▶ _Instructions for the task_
Write out the listing in full, matching it word for word.

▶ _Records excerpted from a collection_
********
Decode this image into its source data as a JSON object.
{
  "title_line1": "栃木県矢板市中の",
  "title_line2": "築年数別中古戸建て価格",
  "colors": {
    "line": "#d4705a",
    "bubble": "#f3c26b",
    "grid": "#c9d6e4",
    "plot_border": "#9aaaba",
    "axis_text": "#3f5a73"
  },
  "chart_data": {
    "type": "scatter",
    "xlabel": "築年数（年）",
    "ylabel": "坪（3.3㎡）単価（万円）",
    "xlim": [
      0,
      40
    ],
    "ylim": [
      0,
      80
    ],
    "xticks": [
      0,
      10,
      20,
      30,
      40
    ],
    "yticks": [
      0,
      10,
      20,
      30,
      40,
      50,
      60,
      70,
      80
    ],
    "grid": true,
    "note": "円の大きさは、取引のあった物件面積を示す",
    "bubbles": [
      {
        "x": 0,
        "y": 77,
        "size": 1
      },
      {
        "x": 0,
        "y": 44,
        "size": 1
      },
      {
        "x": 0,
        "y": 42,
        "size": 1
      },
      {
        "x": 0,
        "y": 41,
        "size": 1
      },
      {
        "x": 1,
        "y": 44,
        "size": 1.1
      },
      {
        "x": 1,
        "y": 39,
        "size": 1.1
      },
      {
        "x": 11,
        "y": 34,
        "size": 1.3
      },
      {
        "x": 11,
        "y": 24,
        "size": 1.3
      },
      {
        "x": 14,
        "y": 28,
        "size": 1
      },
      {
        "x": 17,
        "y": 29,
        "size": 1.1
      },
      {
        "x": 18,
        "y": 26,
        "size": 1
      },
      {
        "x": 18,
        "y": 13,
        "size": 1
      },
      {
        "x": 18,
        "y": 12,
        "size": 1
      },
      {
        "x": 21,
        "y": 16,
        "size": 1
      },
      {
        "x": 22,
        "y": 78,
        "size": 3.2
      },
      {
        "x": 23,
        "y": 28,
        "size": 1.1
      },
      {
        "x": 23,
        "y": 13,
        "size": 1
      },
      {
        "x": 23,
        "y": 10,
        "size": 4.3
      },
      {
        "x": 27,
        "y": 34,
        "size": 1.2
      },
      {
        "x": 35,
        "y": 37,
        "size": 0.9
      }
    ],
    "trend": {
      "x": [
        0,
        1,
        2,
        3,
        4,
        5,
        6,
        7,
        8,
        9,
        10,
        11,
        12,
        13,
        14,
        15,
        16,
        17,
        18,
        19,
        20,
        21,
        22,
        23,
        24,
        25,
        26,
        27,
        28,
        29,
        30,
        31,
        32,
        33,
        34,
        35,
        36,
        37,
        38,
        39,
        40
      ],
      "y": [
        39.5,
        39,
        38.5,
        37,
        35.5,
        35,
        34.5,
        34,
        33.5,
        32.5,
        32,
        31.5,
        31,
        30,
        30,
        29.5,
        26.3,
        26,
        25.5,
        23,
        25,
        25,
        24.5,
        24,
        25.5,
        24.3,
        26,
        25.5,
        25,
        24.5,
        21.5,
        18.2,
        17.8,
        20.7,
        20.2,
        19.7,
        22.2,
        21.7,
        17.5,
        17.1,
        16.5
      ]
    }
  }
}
********
▶ _Result_
Decode this image into its source data as a JSON object.
{
  "title_line1": "栃木県矢板市中の",
  "title_line2": "築年数別中古戸建て価格",
  "colors": {
    "line": "#d4705a",
    "bubble": "#f3c26b",
    "grid": "#c9d6e4",
    "plot_border": "#9aaaba",
    "axis_text": "#3f5a73"
  },
  "chart_data": {
    "type": "scatter",
    "xlabel": "築年数（年）",
    "ylabel": "坪（3.3㎡）単価（万円）",
    "xlim": [
      0,
      40
    ],
    "ylim": [
      0,
      80
    ],
    "xticks": [
      0,
      10,
      20,
      30,
      40
    ],
    "yticks": [
      0,
      10,
      20,
      30,
      40,
      50,
      60,
      70,
      80
    ],
    "grid": true,
    "note": "円の大きさは、取引のあった物件面積を示す",
    "bubbles": [
      {
        "x": 0,
        "y": 77,
        "size": 1
      },
      {
        "x": 0,
        "y": 44,
        "size": 1
      },
      {
        "x": 0,
        "y": 42,
        "size": 1
      },
      {
        "x": 0,
        "y": 41,
        "size": 1
      },
      {
        "x": 1,
        "y": 44,
        "size": 1.1
      },
      {
        "x": 1,
        "y": 39,
        "size": 1.1
      },
      {
        "x": 11,
        "y": 34,
        "size": 1.3
      },
      {
        "x": 11,
        "y": 24,
        "size": 1.3
      },
      {
        "x": 14,
        "y": 28,
        "size": 1
      },
      {
        "x": 17,
        "y": 29,
        "size": 1.1
      },
      {
        "x": 18,
        "y": 26,
        "size": 1
      },
      {
        "x": 18,
        "y": 13,
        "size": 1
      },
      {
        "x": 18,
        "y": 12,
        "size": 1
      },
      {
        "x": 21,
        "y": 16,
        "size": 1
      },
      {
        "x": 22,
        "y": 78,
        "size": 3.2
      },
      {
        "x": 23,
        "y": 28,
        "size": 1.1
      },
      {
        "x": 23,
        "y": 13,
        "size": 1
      },
      {
        "x": 23,
        "y": 10,
        "size": 4.3
      },
      {
        "x": 27,
        "y": 34,
        "size": 1.2
      },
      {
        "x": 35,
        "y": 37,
        "size": 0.9
      }
    ],
    "trend": {
      "x": [
        0,
        1,
        2,
        3,
        4,
        5,
        6,
        7,
        8,
        9,
        10,
        11,
        12,
        13,
        14,
        15,
        16,
        17,
        18,
        19,
        20,
        21,
        22,
        23,
        24,
        25,
        26,
        27,
        28,
        29,
        30,
        31,
        32,
        33,
        34,
        35,
        36,
        37,
        38,
        39,
        40
      ],
      "y": [
        39.5,
        39,
        38.5,
        37,
        35.5,
        35,
        34.5,
        34,
        33.5,
        32.5,
        32,
        31.5,
        31,
        30,
        30,
        29.5,
        26.3,
        26,
        25.5,
        23,
        25,
        25,
        24.5,
        24,
        25.5,
        24.3,
        26,
        25.5,
        25,
        24.5,
        21.5,
        18.2,
        17.8,
        20.7,
        20.2,
        19.7,
        22.2,
        21.7,
        17.5,
        17.1,
        16.5
      ]
    }
  }
}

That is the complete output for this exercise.